Collected data entries:

--

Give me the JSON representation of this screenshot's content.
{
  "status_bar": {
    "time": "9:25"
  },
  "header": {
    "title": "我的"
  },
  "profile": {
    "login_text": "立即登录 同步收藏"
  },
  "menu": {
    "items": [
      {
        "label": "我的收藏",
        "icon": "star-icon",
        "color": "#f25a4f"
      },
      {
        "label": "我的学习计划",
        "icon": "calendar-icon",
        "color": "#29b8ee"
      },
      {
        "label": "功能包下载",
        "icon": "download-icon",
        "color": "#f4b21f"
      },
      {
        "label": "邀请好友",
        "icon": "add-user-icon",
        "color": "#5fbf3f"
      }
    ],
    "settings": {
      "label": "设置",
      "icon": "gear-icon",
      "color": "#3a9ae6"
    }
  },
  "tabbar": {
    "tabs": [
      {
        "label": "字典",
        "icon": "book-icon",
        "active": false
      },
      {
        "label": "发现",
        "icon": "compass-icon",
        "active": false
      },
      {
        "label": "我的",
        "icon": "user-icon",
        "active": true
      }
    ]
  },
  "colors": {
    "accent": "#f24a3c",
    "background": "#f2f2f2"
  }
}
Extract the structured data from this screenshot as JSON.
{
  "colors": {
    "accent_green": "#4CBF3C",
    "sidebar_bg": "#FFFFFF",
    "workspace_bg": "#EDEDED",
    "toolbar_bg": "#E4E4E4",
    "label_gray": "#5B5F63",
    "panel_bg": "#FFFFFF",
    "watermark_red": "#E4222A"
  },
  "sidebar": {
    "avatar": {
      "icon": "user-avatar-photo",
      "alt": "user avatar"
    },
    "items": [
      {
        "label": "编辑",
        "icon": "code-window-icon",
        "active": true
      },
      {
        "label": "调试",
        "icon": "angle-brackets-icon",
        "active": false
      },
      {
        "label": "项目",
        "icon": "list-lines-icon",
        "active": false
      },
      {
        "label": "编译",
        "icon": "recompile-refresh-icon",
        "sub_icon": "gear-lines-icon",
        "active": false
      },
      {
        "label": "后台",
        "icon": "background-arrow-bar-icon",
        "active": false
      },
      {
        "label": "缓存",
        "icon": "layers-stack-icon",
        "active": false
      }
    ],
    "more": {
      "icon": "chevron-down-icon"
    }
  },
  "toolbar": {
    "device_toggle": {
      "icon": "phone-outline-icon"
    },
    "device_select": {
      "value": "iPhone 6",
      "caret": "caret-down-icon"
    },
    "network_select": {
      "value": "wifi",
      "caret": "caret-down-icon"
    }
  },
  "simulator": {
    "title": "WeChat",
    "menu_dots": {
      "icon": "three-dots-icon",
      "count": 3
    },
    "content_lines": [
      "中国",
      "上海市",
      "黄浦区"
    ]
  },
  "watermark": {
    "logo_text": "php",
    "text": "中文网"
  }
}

--

> Required task: Quote the whole listing above, leaving nothing out.

> Exercise answer:
Give me the JSON representation of this screenshot's content.
{
  "status_bar": {
    "time": "9:25"
  },
  "header": {
    "title": "我的"
  },
  "profile": {
    "login_text": "立即登录 同步收藏"
  },
  "menu": {
    "items": [
      {
        "label": "我的收藏",
        "icon": "star-icon",
        "color": "#f25a4f"
      },
      {
        "label": "我的学习计划",
        "icon": "calendar-icon",
        "color": "#29b8ee"
      },
      {
        "label": "功能包下载",
        "icon": "download-icon",
        "color": "#f4b21f"
      },
      {
        "label": "邀请好友",
        "icon": "add-user-icon",
        "color": "#5fbf3f"
      }
    ],
    "settings": {
      "label": "设置",
      "icon": "gear-icon",
      "color": "#3a9ae6"
    }
  },
  "tabbar": {
    "tabs": [
      {
        "label": "字典",
        "icon": "book-icon",
        "active": false
      },
      {
        "label": "发现",
        "icon": "compass-icon",
        "active": false
      },
      {
        "label": "我的",
        "icon": "user-icon",
        "active": true
      }
    ]
  },
  "colors": {
    "accent": "#f24a3c",
    "background": "#f2f2f2"
  }
}
Extract the structured data from this screenshot as JSON.
{
  "colors": {
    "accent_green": "#4CBF3C",
    "sidebar_bg": "#FFFFFF",
    "workspace_bg": "#EDEDED",
    "toolbar_bg": "#E4E4E4",
    "label_gray": "#5B5F63",
    "panel_bg": "#FFFFFF",
    "watermark_red": "#E4222A"
  },
  "sidebar": {
    "avatar": {
      "icon": "user-avatar-photo",
      "alt": "user avatar"
    },
    "items": [
      {
        "label": "编辑",
        "icon": "code-window-icon",
        "active": true
      },
      {
        "label": "调试",
        "icon": "angle-brackets-icon",
        "active": false
      },
      {
        "label": "项目",
        "icon": "list-lines-icon",
        "active": false
      },
      {
        "label": "编译",
        "icon": "recompile-refresh-icon",
        "sub_icon": "gear-lines-icon",
        "active": false
      },
      {
        "label": "后台",
        "icon": "background-arrow-bar-icon",
        "active": false
      },
      {
        "label": "缓存",
        "icon": "layers-stack-icon",
        "active": false
      }
    ],
    "more": {
      "icon": "chevron-down-icon"
    }
  },
  "toolbar": {
    "device_toggle": {
      "icon": "phone-outline-icon"
    },
    "device_select": {
      "value": "iPhone 6",
      "caret": "caret-down-icon"
    },
    "network_select": {
      "value": "wifi",
      "caret": "caret-down-icon"
    }
  },
  "simulator": {
    "title": "WeChat",
    "menu_dots": {
      "icon": "three-dots-icon",
      "count": 3
    },
    "content_lines": [
      "中国",
      "上海市",
      "黄浦区"
    ]
  },
  "watermark": {
    "logo_text": "php",
    "text": "中文网"
  }
}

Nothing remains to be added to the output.